Given problem →
Check each line of the listing, and copy it if it contains the word "subtitle".

───── Provided information ─────

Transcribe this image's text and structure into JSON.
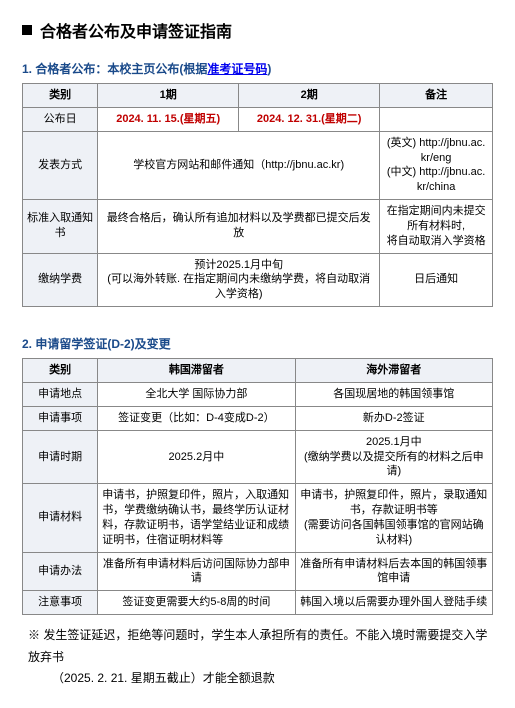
{
  "header": {
    "title": "合格者公布及申请签证指南"
  },
  "section1": {
    "label_prefix": "1. 合格者公布：本校主页公布(根据",
    "label_link": "准考证号码",
    "label_suffix": ")",
    "table": {
      "headers": [
        "类别",
        "1期",
        "2期",
        "备注"
      ],
      "rows": {
        "r0": {
          "head": "公布日",
          "c1": "2024. 11. 15.(星期五)",
          "c2": "2024. 12. 31.(星期二)",
          "c3": ""
        },
        "r1": {
          "head": "发表方式",
          "c12": "学校官方网站和邮件通知（http://jbnu.ac.kr)",
          "c3": "(英文) http://jbnu.ac.kr/eng\n(中文) http://jbnu.ac.kr/china"
        },
        "r2": {
          "head": "标准入取通知书",
          "c12": "最终合格后，确认所有追加材料以及学费都已提交后发放",
          "c3": "在指定期间内未提交所有材料时,\n将自动取消入学资格"
        },
        "r3": {
          "head": "缴纳学费",
          "c12_line1": "预计2025.1月中旬",
          "c12_line2": "(可以海外转账. 在指定期间内未缴纳学费，将自动取消入学资格)",
          "c3": "日后通知"
        }
      }
    }
  },
  "section2": {
    "label": "2. 申请留学签证(D-2)及变更",
    "table": {
      "headers": [
        "类别",
        "韩国滞留者",
        "海外滞留者"
      ],
      "rows": {
        "r0": {
          "head": "申请地点",
          "c1": "全北大学 国际协力部",
          "c2": "各国现居地的韩国领事馆"
        },
        "r1": {
          "head": "申请事项",
          "c1": "签证变更（比如：D-4变成D-2）",
          "c2": "新办D-2签证"
        },
        "r2": {
          "head": "申请时期",
          "c1": "2025.2月中",
          "c2": "2025.1月中\n(缴纳学费以及提交所有的材料之后申请)"
        },
        "r3": {
          "head": "申请材料",
          "c1": "申请书，护照复印件，照片，入取通知书，学费缴纳确认书，最终学历认证材料，存款证明书，语学堂结业证和成绩证明书，住宿证明材料等",
          "c2": "申请书，护照复印件，照片，录取通知书，存款证明书等\n(需要访问各国韩国领事馆的官网站确认材料)"
        },
        "r4": {
          "head": "申请办法",
          "c1": "准备所有申请材料后访问国际协力部申请",
          "c2": "准备所有申请材料后去本国的韩国领事馆申请"
        },
        "r5": {
          "head": "注意事项",
          "c1": "签证变更需要大约5-8周的时间",
          "c2": "韩国入境以后需要办理外国人登陆手续"
        }
      }
    }
  },
  "footnote": {
    "line1": "※ 发生签证延迟，拒绝等问题时，学生本人承担所有的责任。不能入境时需要提交入学放弃书",
    "line2": "（2025. 2. 21. 星期五截止）才能全额退款"
  },
  "layout": {
    "t1_cols": [
      "16%",
      "30%",
      "30%",
      "24%"
    ],
    "t2_cols": [
      "16%",
      "42%",
      "42%"
    ]
  }
}
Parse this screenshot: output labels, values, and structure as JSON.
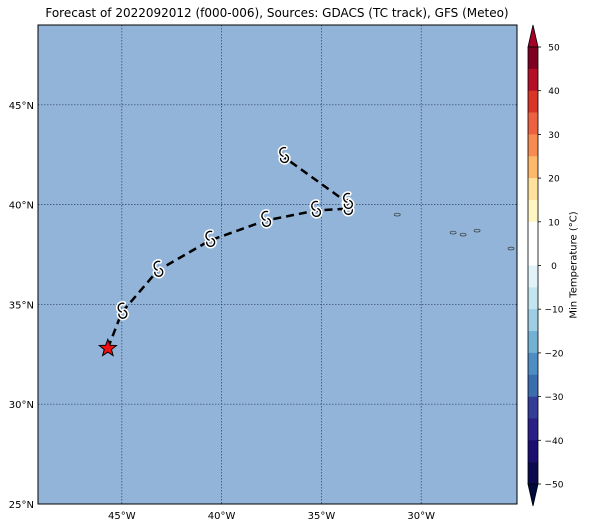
{
  "title": "Forecast of 2022092012 (f000-006), Sources: GDACS (TC track), GFS (Meteo)",
  "colors": {
    "ocean": "#92b4d8",
    "grid": "#2b3f5f",
    "track": "#000000",
    "current_position": "#ee1111"
  },
  "chart_data": {
    "type": "map",
    "title": "Forecast of 2022092012 (f000-006), Sources: GDACS (TC track), GFS (Meteo)",
    "xlim": [
      -49.2,
      -25.2
    ],
    "ylim": [
      25,
      49
    ],
    "x_ticks": [
      {
        "value": -45,
        "label": "45°W"
      },
      {
        "value": -40,
        "label": "40°W"
      },
      {
        "value": -35,
        "label": "35°W"
      },
      {
        "value": -30,
        "label": "30°W"
      }
    ],
    "y_ticks": [
      {
        "value": 25,
        "label": "25°N"
      },
      {
        "value": 30,
        "label": "30°N"
      },
      {
        "value": 35,
        "label": "35°N"
      },
      {
        "value": 40,
        "label": "40°N"
      },
      {
        "value": 45,
        "label": "45°N"
      }
    ],
    "grid": true,
    "track": [
      {
        "lon": -45.7,
        "lat": 32.8,
        "marker": "star"
      },
      {
        "lon": -45.0,
        "lat": 34.6,
        "marker": "cyclone"
      },
      {
        "lon": -43.2,
        "lat": 36.7,
        "marker": "cyclone"
      },
      {
        "lon": -40.6,
        "lat": 38.2,
        "marker": "cyclone"
      },
      {
        "lon": -37.8,
        "lat": 39.2,
        "marker": "cyclone"
      },
      {
        "lon": -35.3,
        "lat": 39.7,
        "marker": "cyclone"
      },
      {
        "lon": -33.7,
        "lat": 39.8,
        "marker": "cyclone"
      },
      {
        "lon": -33.7,
        "lat": 40.1,
        "marker": "cyclone"
      },
      {
        "lon": -36.9,
        "lat": 42.4,
        "marker": "cyclone"
      }
    ],
    "islands": [
      {
        "lon": -31.2,
        "lat": 39.5
      },
      {
        "lon": -28.4,
        "lat": 38.6
      },
      {
        "lon": -27.9,
        "lat": 38.5
      },
      {
        "lon": -27.2,
        "lat": 38.7
      },
      {
        "lon": -25.5,
        "lat": 37.8
      }
    ],
    "colorbar": {
      "label": "Min Temperature (°C)",
      "ticks": [
        50,
        40,
        30,
        20,
        10,
        0,
        -10,
        -20,
        -30,
        -40,
        -50
      ],
      "bounds": [
        50,
        45,
        40,
        35,
        30,
        25,
        20,
        15,
        10,
        5,
        0,
        -5,
        -10,
        -15,
        -20,
        -25,
        -30,
        -35,
        -40,
        -45,
        -50
      ],
      "segment_colors": [
        "#7f0022",
        "#b40f26",
        "#d83527",
        "#ee6140",
        "#f88b51",
        "#fdb869",
        "#fee29b",
        "#fff6c4",
        "#ffffff",
        "#ffffff",
        "#e1f3f8",
        "#c2e5f0",
        "#9dcee3",
        "#72b0d4",
        "#4f8ec2",
        "#3b6eaf",
        "#333d97",
        "#2a1f86",
        "#1c0d70",
        "#0c0a4e"
      ],
      "extend_top": "#a50026",
      "extend_bottom": "#000a3f"
    }
  }
}
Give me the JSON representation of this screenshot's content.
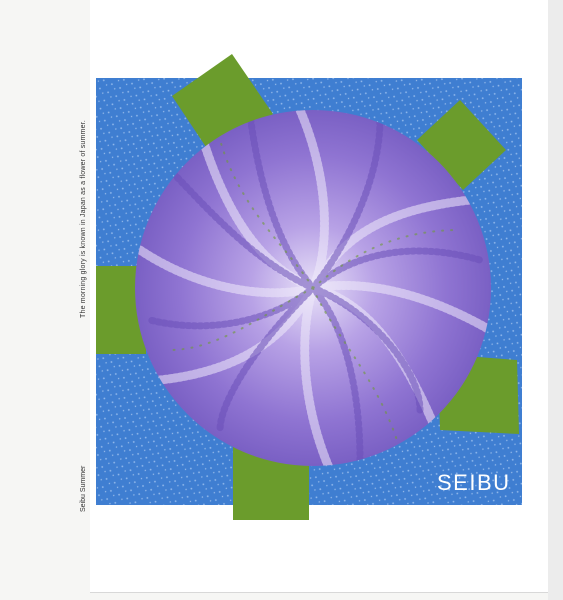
{
  "poster": {
    "caption": "The morning glory is known in Japan as a flower of summer.",
    "series_title": "Seibu Summer",
    "logo_text": "SEIBU"
  },
  "colors": {
    "sky_blue": "#3e7fd0",
    "leaf_green": "#6a9a2e",
    "petal_light": "#c9b7ee",
    "petal_dark": "#7a5ec4"
  }
}
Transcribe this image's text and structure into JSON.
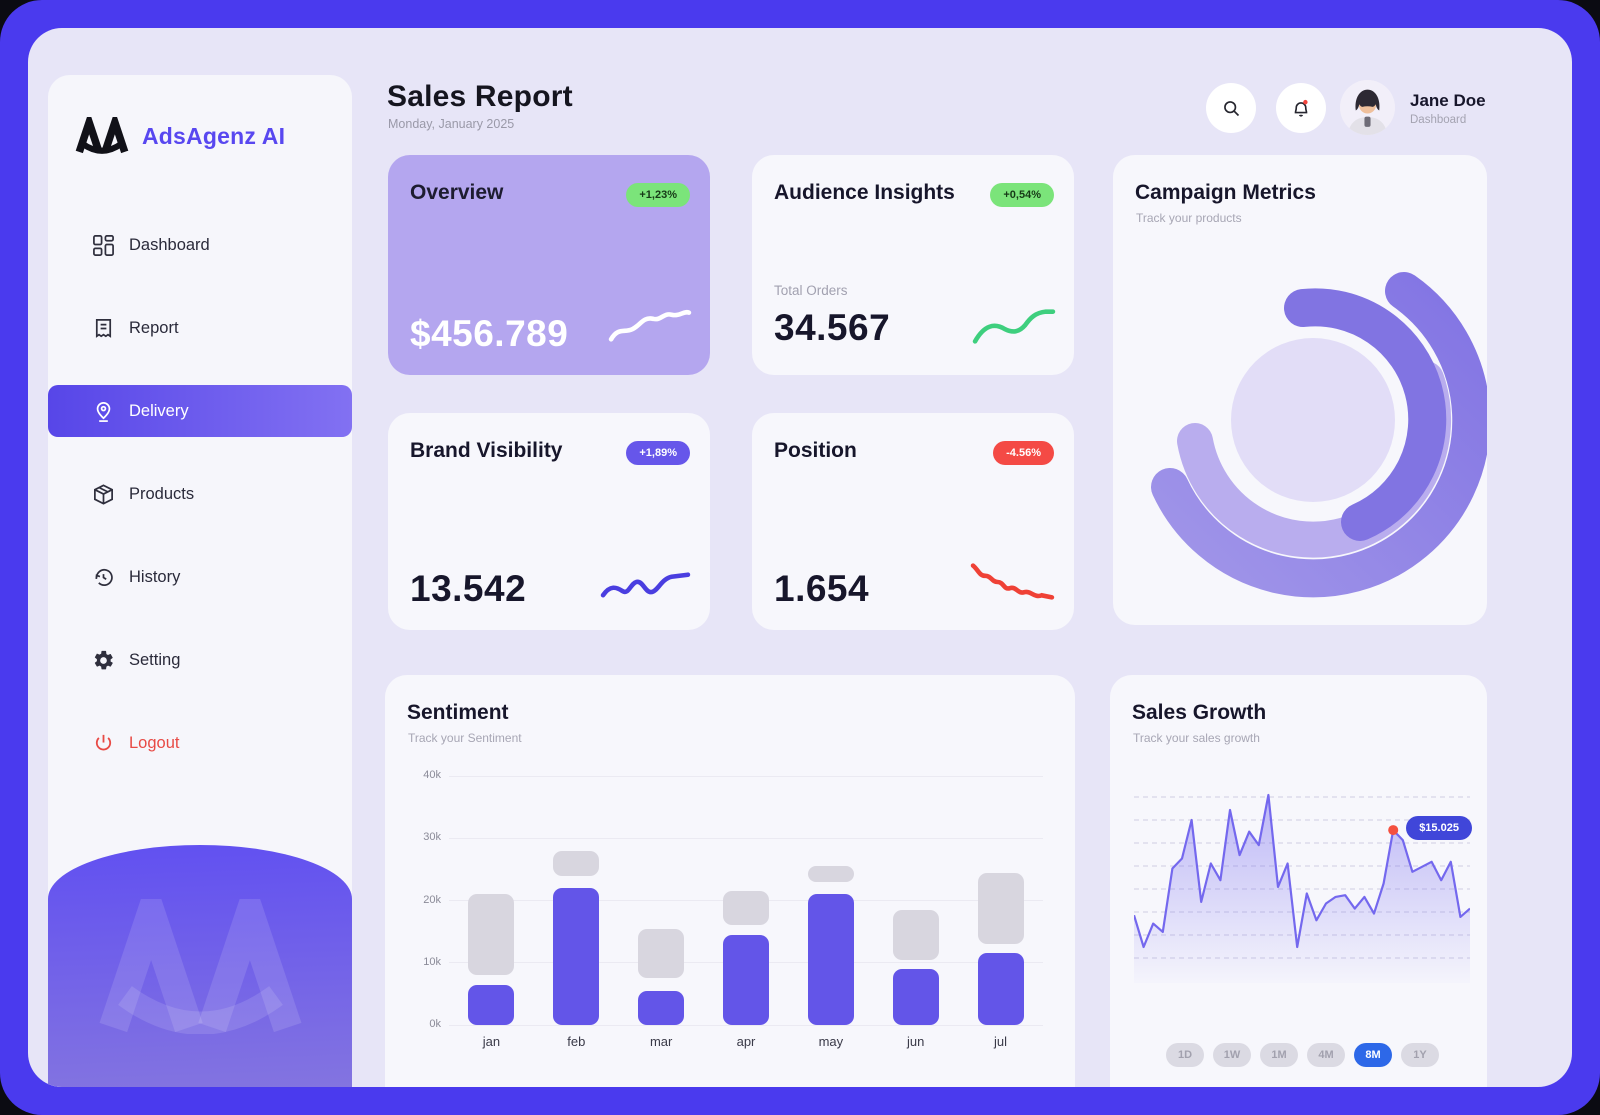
{
  "brand": {
    "name": "AdsAgenz AI"
  },
  "sidebar": {
    "items": [
      {
        "label": "Dashboard"
      },
      {
        "label": "Report"
      },
      {
        "label": "Delivery",
        "active": true
      },
      {
        "label": "Products"
      },
      {
        "label": "History"
      },
      {
        "label": "Setting"
      },
      {
        "label": "Logout"
      }
    ]
  },
  "header": {
    "title": "Sales Report",
    "date": "Monday, January 2025",
    "user": {
      "name": "Jane Doe",
      "role": "Dashboard"
    }
  },
  "cards": {
    "overview": {
      "title": "Overview",
      "badge": "+1,23%",
      "value": "$456.789",
      "spark_color": "#ffffff"
    },
    "audience": {
      "title": "Audience Insights",
      "badge": "+0,54%",
      "label": "Total Orders",
      "value": "34.567",
      "spark_color": "#3ECF7E"
    },
    "brand_visibility": {
      "title": "Brand Visibility",
      "badge": "+1,89%",
      "value": "13.542",
      "spark_color": "#4A3EE0"
    },
    "position": {
      "title": "Position",
      "badge": "-4.56%",
      "value": "1.654",
      "spark_color": "#EF4136"
    },
    "campaign": {
      "title": "Campaign Metrics",
      "subtitle": "Track your products"
    }
  },
  "sentiment": {
    "title": "Sentiment",
    "subtitle": "Track your Sentiment",
    "chart_data": {
      "type": "bar",
      "categories": [
        "jan",
        "feb",
        "mar",
        "apr",
        "may",
        "jun",
        "jul"
      ],
      "series": [
        {
          "name": "primary",
          "color": "#6355E8",
          "values": [
            6.5,
            22,
            5.5,
            14.5,
            21,
            9,
            11.5
          ]
        },
        {
          "name": "secondary",
          "color": "#D8D6DF",
          "ranges": [
            [
              8,
              21
            ],
            [
              24,
              28
            ],
            [
              7.5,
              15.5
            ],
            [
              16,
              21.5
            ],
            [
              23,
              25.5
            ],
            [
              10.5,
              18.5
            ],
            [
              13,
              24.5
            ]
          ]
        }
      ],
      "ylabel_ticks": [
        "0k",
        "10k",
        "20k",
        "30k",
        "40k"
      ],
      "ylim": [
        0,
        40
      ],
      "unit": "k",
      "grid": true
    }
  },
  "sales_growth": {
    "title": "Sales Growth",
    "subtitle": "Track your sales growth",
    "chart_data": {
      "type": "area",
      "points": [
        28,
        9,
        23,
        18,
        56,
        62,
        85,
        36,
        59,
        49,
        91,
        64,
        78,
        70,
        100,
        45,
        59,
        9,
        41,
        25,
        35,
        39,
        40,
        32,
        39,
        29,
        47,
        79,
        73,
        54,
        57,
        60,
        49,
        60,
        27,
        32
      ],
      "ylim": [
        0,
        100
      ],
      "grid": "dashed",
      "highlight": {
        "index": 27,
        "label": "$15.025"
      }
    },
    "ranges": [
      "1D",
      "1W",
      "1M",
      "4M",
      "8M",
      "1Y"
    ],
    "active_range": "8M"
  },
  "colors": {
    "frame": "#4A3AEE",
    "accent": "#5847F0",
    "overview_card": "#B4A6EF",
    "positive_badge": "#7BE47A",
    "purple_badge": "#6656EA",
    "negative_badge": "#F44A45",
    "bar_primary": "#6355E8",
    "bar_secondary": "#D8D6DF",
    "area_line": "#7468EE",
    "tooltip_bg": "#4046D9",
    "active_range_bg": "#2D68E8"
  }
}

─────

Worked answer →
      "subtitle": "Track your products"
    "subtitle": "Track your Sentiment",
    "subtitle": "Track your sales growth",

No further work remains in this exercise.